-- Data excerpts --
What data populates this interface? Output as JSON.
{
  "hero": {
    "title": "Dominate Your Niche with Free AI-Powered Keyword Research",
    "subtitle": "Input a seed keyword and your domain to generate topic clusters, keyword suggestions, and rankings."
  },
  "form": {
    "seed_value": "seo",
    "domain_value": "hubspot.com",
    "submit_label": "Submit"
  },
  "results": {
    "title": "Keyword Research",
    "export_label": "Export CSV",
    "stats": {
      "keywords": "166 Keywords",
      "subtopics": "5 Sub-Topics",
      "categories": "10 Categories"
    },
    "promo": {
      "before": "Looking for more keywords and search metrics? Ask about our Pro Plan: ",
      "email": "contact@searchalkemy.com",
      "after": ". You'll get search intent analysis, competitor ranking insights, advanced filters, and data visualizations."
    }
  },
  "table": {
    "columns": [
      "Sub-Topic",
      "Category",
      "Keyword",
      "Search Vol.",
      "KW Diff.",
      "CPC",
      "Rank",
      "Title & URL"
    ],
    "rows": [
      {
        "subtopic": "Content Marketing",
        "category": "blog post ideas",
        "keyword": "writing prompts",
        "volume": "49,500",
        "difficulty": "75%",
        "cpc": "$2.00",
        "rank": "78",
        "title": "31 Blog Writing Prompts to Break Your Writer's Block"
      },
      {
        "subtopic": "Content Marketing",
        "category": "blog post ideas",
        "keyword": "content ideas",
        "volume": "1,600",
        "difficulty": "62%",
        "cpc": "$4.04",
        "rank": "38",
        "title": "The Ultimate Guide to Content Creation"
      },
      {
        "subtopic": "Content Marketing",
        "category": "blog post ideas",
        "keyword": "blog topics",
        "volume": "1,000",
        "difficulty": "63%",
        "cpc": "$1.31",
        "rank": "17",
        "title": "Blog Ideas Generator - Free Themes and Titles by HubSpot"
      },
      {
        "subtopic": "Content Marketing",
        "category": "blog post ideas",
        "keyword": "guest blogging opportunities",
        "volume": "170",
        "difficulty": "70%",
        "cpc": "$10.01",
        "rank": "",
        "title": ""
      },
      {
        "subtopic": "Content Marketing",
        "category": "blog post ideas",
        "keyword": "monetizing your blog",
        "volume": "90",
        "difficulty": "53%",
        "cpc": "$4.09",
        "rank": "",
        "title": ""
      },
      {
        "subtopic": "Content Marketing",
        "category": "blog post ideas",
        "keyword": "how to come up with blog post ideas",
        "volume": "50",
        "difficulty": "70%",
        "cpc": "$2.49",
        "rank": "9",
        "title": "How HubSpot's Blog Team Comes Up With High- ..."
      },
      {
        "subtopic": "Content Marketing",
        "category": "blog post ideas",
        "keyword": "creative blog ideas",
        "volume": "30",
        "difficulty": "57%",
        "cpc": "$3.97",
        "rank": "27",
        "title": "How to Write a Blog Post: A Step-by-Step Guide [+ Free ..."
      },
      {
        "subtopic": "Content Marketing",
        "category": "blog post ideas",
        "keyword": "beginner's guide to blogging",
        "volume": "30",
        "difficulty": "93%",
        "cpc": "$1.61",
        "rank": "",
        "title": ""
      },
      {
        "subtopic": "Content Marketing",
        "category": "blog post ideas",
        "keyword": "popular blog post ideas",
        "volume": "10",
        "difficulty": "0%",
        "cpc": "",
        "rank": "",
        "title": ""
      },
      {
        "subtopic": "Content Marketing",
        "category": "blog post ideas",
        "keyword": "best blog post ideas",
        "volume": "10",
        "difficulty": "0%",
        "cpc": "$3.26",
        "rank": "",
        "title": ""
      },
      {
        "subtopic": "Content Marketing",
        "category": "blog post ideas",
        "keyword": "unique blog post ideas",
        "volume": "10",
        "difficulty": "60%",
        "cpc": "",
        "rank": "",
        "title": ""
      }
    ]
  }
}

-- Task brief --
Every record shown above must be echoed exactly.

-- Solution to this task --
What data populates this interface? Output as JSON.
{
  "hero": {
    "title": "Dominate Your Niche with Free AI-Powered Keyword Research",
    "subtitle": "Input a seed keyword and your domain to generate topic clusters, keyword suggestions, and rankings."
  },
  "form": {
    "seed_value": "seo",
    "domain_value": "hubspot.com",
    "submit_label": "Submit"
  },
  "results": {
    "title": "Keyword Research",
    "export_label": "Export CSV",
    "stats": {
      "keywords": "166 Keywords",
      "subtopics": "5 Sub-Topics",
      "categories": "10 Categories"
    },
    "promo": {
      "before": "Looking for more keywords and search metrics? Ask about our Pro Plan: ",
      "email": "contact@searchalkemy.com",
      "after": ". You'll get search intent analysis, competitor ranking insights, advanced filters, and data visualizations."
    }
  },
  "table": {
    "columns": [
      "Sub-Topic",
      "Category",
      "Keyword",
      "Search Vol.",
      "KW Diff.",
      "CPC",
      "Rank",
      "Title & URL"
    ],
    "rows": [
      {
        "subtopic": "Content Marketing",
        "category": "blog post ideas",
        "keyword": "writing prompts",
        "volume": "49,500",
        "difficulty": "75%",
        "cpc": "$2.00",
        "rank": "78",
        "title": "31 Blog Writing Prompts to Break Your Writer's Block"
      },
      {
        "subtopic": "Content Marketing",
        "category": "blog post ideas",
        "keyword": "content ideas",
        "volume": "1,600",
        "difficulty": "62%",
        "cpc": "$4.04",
        "rank": "38",
        "title": "The Ultimate Guide to Content Creation"
      },
      {
        "subtopic": "Content Marketing",
        "category": "blog post ideas",
        "keyword": "blog topics",
        "volume": "1,000",
        "difficulty": "63%",
        "cpc": "$1.31",
        "rank": "17",
        "title": "Blog Ideas Generator - Free Themes and Titles by HubSpot"
      },
      {
        "subtopic": "Content Marketing",
        "category": "blog post ideas",
        "keyword": "guest blogging opportunities",
        "volume": "170",
        "difficulty": "70%",
        "cpc": "$10.01",
        "rank": "",
        "title": ""
      },
      {
        "subtopic": "Content Marketing",
        "category": "blog post ideas",
        "keyword": "monetizing your blog",
        "volume": "90",
        "difficulty": "53%",
        "cpc": "$4.09",
        "rank": "",
        "title": ""
      },
      {
        "subtopic": "Content Marketing",
        "category": "blog post ideas",
        "keyword": "how to come up with blog post ideas",
        "volume": "50",
        "difficulty": "70%",
        "cpc": "$2.49",
        "rank": "9",
        "title": "How HubSpot's Blog Team Comes Up With High- ..."
      },
      {
        "subtopic": "Content Marketing",
        "category": "blog post ideas",
        "keyword": "creative blog ideas",
        "volume": "30",
        "difficulty": "57%",
        "cpc": "$3.97",
        "rank": "27",
        "title": "How to Write a Blog Post: A Step-by-Step Guide [+ Free ..."
      },
      {
        "subtopic": "Content Marketing",
        "category": "blog post ideas",
        "keyword": "beginner's guide to blogging",
        "volume": "30",
        "difficulty": "93%",
        "cpc": "$1.61",
        "rank": "",
        "title": ""
      },
      {
        "subtopic": "Content Marketing",
        "category": "blog post ideas",
        "keyword": "popular blog post ideas",
        "volume": "10",
        "difficulty": "0%",
        "cpc": "",
        "rank": "",
        "title": ""
      },
      {
        "subtopic": "Content Marketing",
        "category": "blog post ideas",
        "keyword": "best blog post ideas",
        "volume": "10",
        "difficulty": "0%",
        "cpc": "$3.26",
        "rank": "",
        "title": ""
      },
      {
        "subtopic": "Content Marketing",
        "category": "blog post ideas",
        "keyword": "unique blog post ideas",
        "volume": "10",
        "difficulty": "60%",
        "cpc": "",
        "rank": "",
        "title": ""
      }
    ]
  }
}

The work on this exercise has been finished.